---- Records for the task

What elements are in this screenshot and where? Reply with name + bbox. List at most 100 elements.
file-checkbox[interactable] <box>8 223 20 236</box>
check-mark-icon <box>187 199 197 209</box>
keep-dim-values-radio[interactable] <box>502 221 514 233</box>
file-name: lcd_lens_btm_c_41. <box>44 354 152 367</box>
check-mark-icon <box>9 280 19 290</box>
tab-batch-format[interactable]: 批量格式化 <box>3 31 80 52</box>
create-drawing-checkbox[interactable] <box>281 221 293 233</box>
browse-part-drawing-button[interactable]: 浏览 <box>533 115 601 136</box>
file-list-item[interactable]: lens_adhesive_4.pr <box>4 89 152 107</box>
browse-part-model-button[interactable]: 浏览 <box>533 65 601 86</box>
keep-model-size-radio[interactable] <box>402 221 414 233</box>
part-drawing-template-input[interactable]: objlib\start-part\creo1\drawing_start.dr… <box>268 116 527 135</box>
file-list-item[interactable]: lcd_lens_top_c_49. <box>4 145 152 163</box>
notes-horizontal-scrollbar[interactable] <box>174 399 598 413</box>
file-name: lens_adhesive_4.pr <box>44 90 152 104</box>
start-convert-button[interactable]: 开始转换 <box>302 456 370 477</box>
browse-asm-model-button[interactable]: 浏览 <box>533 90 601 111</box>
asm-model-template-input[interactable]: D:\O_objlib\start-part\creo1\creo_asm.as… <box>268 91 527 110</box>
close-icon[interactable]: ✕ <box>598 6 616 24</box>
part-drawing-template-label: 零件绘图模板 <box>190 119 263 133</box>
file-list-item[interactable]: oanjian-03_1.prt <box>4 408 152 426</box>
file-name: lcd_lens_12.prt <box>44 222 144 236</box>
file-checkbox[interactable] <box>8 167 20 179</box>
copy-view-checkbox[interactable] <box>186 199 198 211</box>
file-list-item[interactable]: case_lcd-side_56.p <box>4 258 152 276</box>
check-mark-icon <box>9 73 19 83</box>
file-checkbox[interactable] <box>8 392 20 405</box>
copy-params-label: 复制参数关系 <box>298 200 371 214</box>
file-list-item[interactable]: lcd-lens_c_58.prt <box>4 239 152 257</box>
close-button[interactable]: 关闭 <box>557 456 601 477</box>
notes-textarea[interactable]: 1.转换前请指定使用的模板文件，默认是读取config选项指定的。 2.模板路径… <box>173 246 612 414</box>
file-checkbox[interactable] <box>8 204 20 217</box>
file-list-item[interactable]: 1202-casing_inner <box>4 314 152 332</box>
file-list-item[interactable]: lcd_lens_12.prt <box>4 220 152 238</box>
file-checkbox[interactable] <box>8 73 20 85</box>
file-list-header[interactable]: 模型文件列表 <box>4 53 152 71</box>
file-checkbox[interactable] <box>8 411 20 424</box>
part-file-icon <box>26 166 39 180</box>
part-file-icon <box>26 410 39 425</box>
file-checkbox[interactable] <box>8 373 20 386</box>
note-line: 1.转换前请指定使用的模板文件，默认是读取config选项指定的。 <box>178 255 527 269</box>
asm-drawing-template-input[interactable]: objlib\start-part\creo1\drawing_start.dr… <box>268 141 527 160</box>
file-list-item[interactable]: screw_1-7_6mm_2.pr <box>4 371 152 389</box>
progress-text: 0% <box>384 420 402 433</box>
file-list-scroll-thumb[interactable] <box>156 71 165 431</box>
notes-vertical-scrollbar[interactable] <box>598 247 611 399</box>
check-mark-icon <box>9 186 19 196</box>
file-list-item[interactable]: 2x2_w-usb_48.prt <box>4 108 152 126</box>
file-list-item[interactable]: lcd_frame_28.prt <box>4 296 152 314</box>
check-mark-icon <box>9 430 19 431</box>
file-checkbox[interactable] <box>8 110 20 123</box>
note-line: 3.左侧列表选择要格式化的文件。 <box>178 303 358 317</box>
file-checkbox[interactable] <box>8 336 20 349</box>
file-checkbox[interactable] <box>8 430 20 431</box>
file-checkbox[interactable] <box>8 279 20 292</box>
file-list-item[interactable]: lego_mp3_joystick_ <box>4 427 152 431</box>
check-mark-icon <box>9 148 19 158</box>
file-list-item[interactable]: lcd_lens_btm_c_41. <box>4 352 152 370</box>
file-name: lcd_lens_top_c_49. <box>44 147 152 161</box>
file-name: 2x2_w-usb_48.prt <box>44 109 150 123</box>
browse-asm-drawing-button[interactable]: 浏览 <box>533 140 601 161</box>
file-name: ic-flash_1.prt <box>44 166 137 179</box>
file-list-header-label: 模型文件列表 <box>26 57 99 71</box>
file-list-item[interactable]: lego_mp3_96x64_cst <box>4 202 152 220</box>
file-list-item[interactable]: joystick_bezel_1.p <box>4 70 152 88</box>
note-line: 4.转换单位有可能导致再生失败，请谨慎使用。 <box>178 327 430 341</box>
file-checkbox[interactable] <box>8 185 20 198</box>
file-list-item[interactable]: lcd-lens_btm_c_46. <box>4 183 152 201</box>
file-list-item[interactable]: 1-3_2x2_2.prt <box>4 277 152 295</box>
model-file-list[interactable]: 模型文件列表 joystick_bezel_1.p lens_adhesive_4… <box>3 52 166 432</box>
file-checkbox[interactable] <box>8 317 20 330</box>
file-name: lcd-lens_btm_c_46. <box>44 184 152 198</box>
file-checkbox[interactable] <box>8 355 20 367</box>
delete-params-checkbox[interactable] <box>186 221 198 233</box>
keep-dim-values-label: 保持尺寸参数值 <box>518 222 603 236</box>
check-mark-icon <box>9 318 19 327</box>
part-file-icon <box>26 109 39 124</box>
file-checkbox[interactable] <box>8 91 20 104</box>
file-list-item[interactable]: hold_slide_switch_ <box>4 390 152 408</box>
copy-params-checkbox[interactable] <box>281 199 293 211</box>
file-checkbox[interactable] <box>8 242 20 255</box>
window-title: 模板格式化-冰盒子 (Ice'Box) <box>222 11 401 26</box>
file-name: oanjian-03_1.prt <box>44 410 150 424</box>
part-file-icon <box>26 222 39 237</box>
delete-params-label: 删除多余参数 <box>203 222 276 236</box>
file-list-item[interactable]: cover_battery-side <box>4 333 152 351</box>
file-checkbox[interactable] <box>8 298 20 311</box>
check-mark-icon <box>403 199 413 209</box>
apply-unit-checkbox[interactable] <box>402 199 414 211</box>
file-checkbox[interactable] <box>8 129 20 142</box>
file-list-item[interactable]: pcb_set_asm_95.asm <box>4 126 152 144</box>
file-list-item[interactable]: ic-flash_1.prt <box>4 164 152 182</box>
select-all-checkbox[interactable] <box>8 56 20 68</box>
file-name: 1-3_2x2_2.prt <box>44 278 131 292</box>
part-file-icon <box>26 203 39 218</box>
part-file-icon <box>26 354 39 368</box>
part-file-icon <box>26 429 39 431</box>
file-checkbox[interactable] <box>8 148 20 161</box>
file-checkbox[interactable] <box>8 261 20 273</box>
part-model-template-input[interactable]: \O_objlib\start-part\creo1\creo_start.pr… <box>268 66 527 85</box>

--------

(Task to carry out): Reproduce all of the lines, substituting "item-checkbox" for every occurrence of "file-checkbox" and leaving everything else unchanged.

(Response for this exercise):
What elements are in this screenshot and where? Reply with name + bbox. List at most 100 elements.
item-checkbox[interactable] <box>8 223 20 236</box>
check-mark-icon <box>187 199 197 209</box>
keep-dim-values-radio[interactable] <box>502 221 514 233</box>
file-name: lcd_lens_btm_c_41. <box>44 354 152 367</box>
check-mark-icon <box>9 280 19 290</box>
tab-batch-format[interactable]: 批量格式化 <box>3 31 80 52</box>
create-drawing-checkbox[interactable] <box>281 221 293 233</box>
browse-part-drawing-button[interactable]: 浏览 <box>533 115 601 136</box>
file-list-item[interactable]: lens_adhesive_4.pr <box>4 89 152 107</box>
browse-part-model-button[interactable]: 浏览 <box>533 65 601 86</box>
keep-model-size-radio[interactable] <box>402 221 414 233</box>
part-drawing-template-input[interactable]: objlib\start-part\creo1\drawing_start.dr… <box>268 116 527 135</box>
file-list-item[interactable]: lcd_lens_top_c_49. <box>4 145 152 163</box>
notes-horizontal-scrollbar[interactable] <box>174 399 598 413</box>
file-name: lens_adhesive_4.pr <box>44 90 152 104</box>
start-convert-button[interactable]: 开始转换 <box>302 456 370 477</box>
browse-asm-model-button[interactable]: 浏览 <box>533 90 601 111</box>
asm-model-template-input[interactable]: D:\O_objlib\start-part\creo1\creo_asm.as… <box>268 91 527 110</box>
close-icon[interactable]: ✕ <box>598 6 616 24</box>
part-drawing-template-label: 零件绘图模板 <box>190 119 263 133</box>
file-list-item[interactable]: oanjian-03_1.prt <box>4 408 152 426</box>
file-name: lcd_lens_12.prt <box>44 222 144 236</box>
item-checkbox[interactable] <box>8 167 20 179</box>
copy-view-checkbox[interactable] <box>186 199 198 211</box>
file-list-item[interactable]: case_lcd-side_56.p <box>4 258 152 276</box>
check-mark-icon <box>9 73 19 83</box>
item-checkbox[interactable] <box>8 392 20 405</box>
copy-params-label: 复制参数关系 <box>298 200 371 214</box>
file-list-item[interactable]: lcd-lens_c_58.prt <box>4 239 152 257</box>
close-button[interactable]: 关闭 <box>557 456 601 477</box>
notes-textarea[interactable]: 1.转换前请指定使用的模板文件，默认是读取config选项指定的。 2.模板路径… <box>173 246 612 414</box>
item-checkbox[interactable] <box>8 204 20 217</box>
file-list-item[interactable]: 1202-casing_inner <box>4 314 152 332</box>
file-list-item[interactable]: lcd_lens_12.prt <box>4 220 152 238</box>
item-checkbox[interactable] <box>8 73 20 85</box>
file-list-header[interactable]: 模型文件列表 <box>4 53 152 71</box>
item-checkbox[interactable] <box>8 411 20 424</box>
part-file-icon <box>26 166 39 180</box>
part-file-icon <box>26 410 39 425</box>
item-checkbox[interactable] <box>8 373 20 386</box>
note-line: 1.转换前请指定使用的模板文件，默认是读取config选项指定的。 <box>178 255 527 269</box>
asm-drawing-template-input[interactable]: objlib\start-part\creo1\drawing_start.dr… <box>268 141 527 160</box>
file-list-item[interactable]: screw_1-7_6mm_2.pr <box>4 371 152 389</box>
progress-text: 0% <box>384 420 402 433</box>
file-list-scroll-thumb[interactable] <box>156 71 165 431</box>
notes-vertical-scrollbar[interactable] <box>598 247 611 399</box>
check-mark-icon <box>9 186 19 196</box>
file-list-item[interactable]: 2x2_w-usb_48.prt <box>4 108 152 126</box>
file-list-item[interactable]: lcd_frame_28.prt <box>4 296 152 314</box>
check-mark-icon <box>9 430 19 431</box>
item-checkbox[interactable] <box>8 110 20 123</box>
note-line: 3.左侧列表选择要格式化的文件。 <box>178 303 358 317</box>
item-checkbox[interactable] <box>8 336 20 349</box>
item-checkbox[interactable] <box>8 430 20 431</box>
item-checkbox[interactable] <box>8 279 20 292</box>
file-list-item[interactable]: lego_mp3_joystick_ <box>4 427 152 431</box>
check-mark-icon <box>9 148 19 158</box>
file-list-item[interactable]: lcd_lens_btm_c_41. <box>4 352 152 370</box>
file-name: lcd_lens_top_c_49. <box>44 147 152 161</box>
file-name: 2x2_w-usb_48.prt <box>44 109 150 123</box>
browse-asm-drawing-button[interactable]: 浏览 <box>533 140 601 161</box>
file-name: ic-flash_1.prt <box>44 166 137 179</box>
file-list-header-label: 模型文件列表 <box>26 57 99 71</box>
file-list-item[interactable]: lego_mp3_96x64_cst <box>4 202 152 220</box>
file-list-item[interactable]: joystick_bezel_1.p <box>4 70 152 88</box>
note-line: 4.转换单位有可能导致再生失败，请谨慎使用。 <box>178 327 430 341</box>
item-checkbox[interactable] <box>8 185 20 198</box>
file-list-item[interactable]: lcd-lens_btm_c_46. <box>4 183 152 201</box>
file-list-item[interactable]: 1-3_2x2_2.prt <box>4 277 152 295</box>
model-file-list[interactable]: 模型文件列表 joystick_bezel_1.p lens_adhesive_4… <box>3 52 166 432</box>
item-checkbox[interactable] <box>8 317 20 330</box>
file-name: lcd-lens_btm_c_46. <box>44 184 152 198</box>
item-checkbox[interactable] <box>8 355 20 367</box>
delete-params-checkbox[interactable] <box>186 221 198 233</box>
keep-dim-values-label: 保持尺寸参数值 <box>518 222 603 236</box>
check-mark-icon <box>9 318 19 327</box>
part-file-icon <box>26 109 39 124</box>
item-checkbox[interactable] <box>8 91 20 104</box>
file-list-item[interactable]: hold_slide_switch_ <box>4 390 152 408</box>
copy-params-checkbox[interactable] <box>281 199 293 211</box>
item-checkbox[interactable] <box>8 242 20 255</box>
window-title: 模板格式化-冰盒子 (Ice'Box) <box>222 11 401 26</box>
file-name: oanjian-03_1.prt <box>44 410 150 424</box>
part-file-icon <box>26 222 39 237</box>
delete-params-label: 删除多余参数 <box>203 222 276 236</box>
file-list-item[interactable]: cover_battery-side <box>4 333 152 351</box>
item-checkbox[interactable] <box>8 298 20 311</box>
check-mark-icon <box>403 199 413 209</box>
apply-unit-checkbox[interactable] <box>402 199 414 211</box>
item-checkbox[interactable] <box>8 129 20 142</box>
file-list-item[interactable]: pcb_set_asm_95.asm <box>4 126 152 144</box>
file-list-item[interactable]: ic-flash_1.prt <box>4 164 152 182</box>
select-all-checkbox[interactable] <box>8 56 20 68</box>
file-name: 1-3_2x2_2.prt <box>44 278 131 292</box>
part-file-icon <box>26 203 39 218</box>
part-file-icon <box>26 354 39 368</box>
part-file-icon <box>26 429 39 431</box>
item-checkbox[interactable] <box>8 148 20 161</box>
item-checkbox[interactable] <box>8 261 20 273</box>
part-model-template-input[interactable]: \O_objlib\start-part\creo1\creo_start.pr… <box>268 66 527 85</box>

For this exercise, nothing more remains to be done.